_What the task requires_
Leave out the pictures and transcribe everything else exactly.

_Dataset records_
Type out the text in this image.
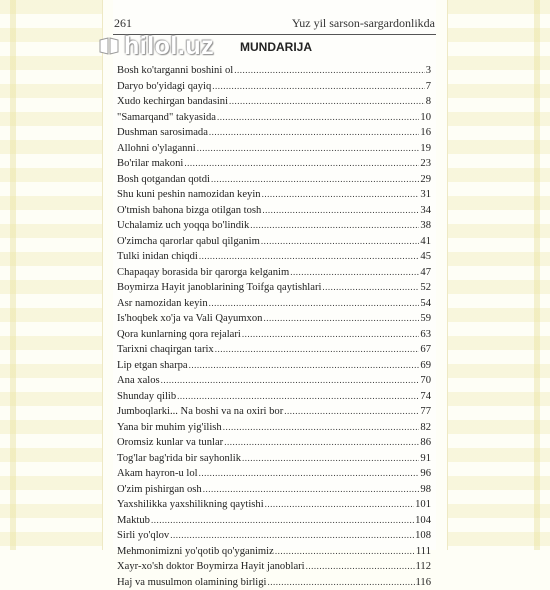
261	Yuz yil sarson-sargardonlikda
hilol.uz MUNDARIJA
Bosh ko'targanni boshini ol .....	3
Daryo bo'yidagi qayiq .....	7
Xudo kechirgan bandasini .....	8
"Samarqand" takyasida .....	10
Dushman sarosimada .....	16
Allohni o'ylaganni .....	19
Bo'rilar makoni .....	23
Bosh qotgandan qotdi .....	29
Shu kuni peshin namozidan keyin .....	31
O'tmish bahona bizga otilgan tosh .....	34
Uchalamiz uch yoqqa bo'lindik .....	38
O'zimcha qarorlar qabul qilganim .....	41
Tulki inidan chiqdi .....	45
Chapaqay borasida bir qarorga kelganim .....	47
Boymirza Hayit janoblarining Toifga qaytishlari .....	52
Asr namozidan keyin .....	54
Is'hoqbek xo'ja va Vali Qayumxon .....	59
Qora kunlarning qora rejalari .....	63
Tarixni chaqirgan tarix .....	67
Lip etgan sharpa .....	69
Ana xalos .....	70
Shunday qilib .....	74
Jumboqlarki... Na boshi va na oxiri bor .....	77
Yana bir muhim yig'ilish .....	82
Oromsiz kunlar va tunlar .....	86
Tog'lar bag'rida bir sayhonlik .....	91
Akam hayron-u lol .....	96
O'zim pishirgan osh .....	98
Yaxshilikka yaxshilikning qaytishi .....	101
Maktub .....	104
Sirli yo'qlov .....	108
Mehmonimizni yo'qotib qo'yganimiz .....	111
Xayr-xo'sh doktor Boymirza Hayit janoblari .....	112
Haj va musulmon olamining birligi .....	116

_Response to the exercise_
Type out the text in this image.
261	Yuz yil sarson-sargardonlikda
hilol.uz MUNDARIJA
Bosh ko'targanni boshini ol .....	3
Daryo bo'yidagi qayiq .....	7
Xudo kechirgan bandasini .....	8
"Samarqand" takyasida .....	10
Dushman sarosimada .....	16
Allohni o'ylaganni .....	19
Bo'rilar makoni .....	23
Bosh qotgandan qotdi .....	29
Shu kuni peshin namozidan keyin .....	31
O'tmish bahona bizga otilgan tosh .....	34
Uchalamiz uch yoqqa bo'lindik .....	38
O'zimcha qarorlar qabul qilganim .....	41
Tulki inidan chiqdi .....	45
Chapaqay borasida bir qarorga kelganim .....	47
Boymirza Hayit janoblarining Toifga qaytishlari .....	52
Asr namozidan keyin .....	54
Is'hoqbek xo'ja va Vali Qayumxon .....	59
Qora kunlarning qora rejalari .....	63
Tarixni chaqirgan tarix .....	67
Lip etgan sharpa .....	69
Ana xalos .....	70
Shunday qilib .....	74
Jumboqlarki... Na boshi va na oxiri bor .....	77
Yana bir muhim yig'ilish .....	82
Oromsiz kunlar va tunlar .....	86
Tog'lar bag'rida bir sayhonlik .....	91
Akam hayron-u lol .....	96
O'zim pishirgan osh .....	98
Yaxshilikka yaxshilikning qaytishi .....	101
Maktub .....	104
Sirli yo'qlov .....	108
Mehmonimizni yo'qotib qo'yganimiz .....	111
Xayr-xo'sh doktor Boymirza Hayit janoblari .....	112
Haj va musulmon olamining birligi .....	116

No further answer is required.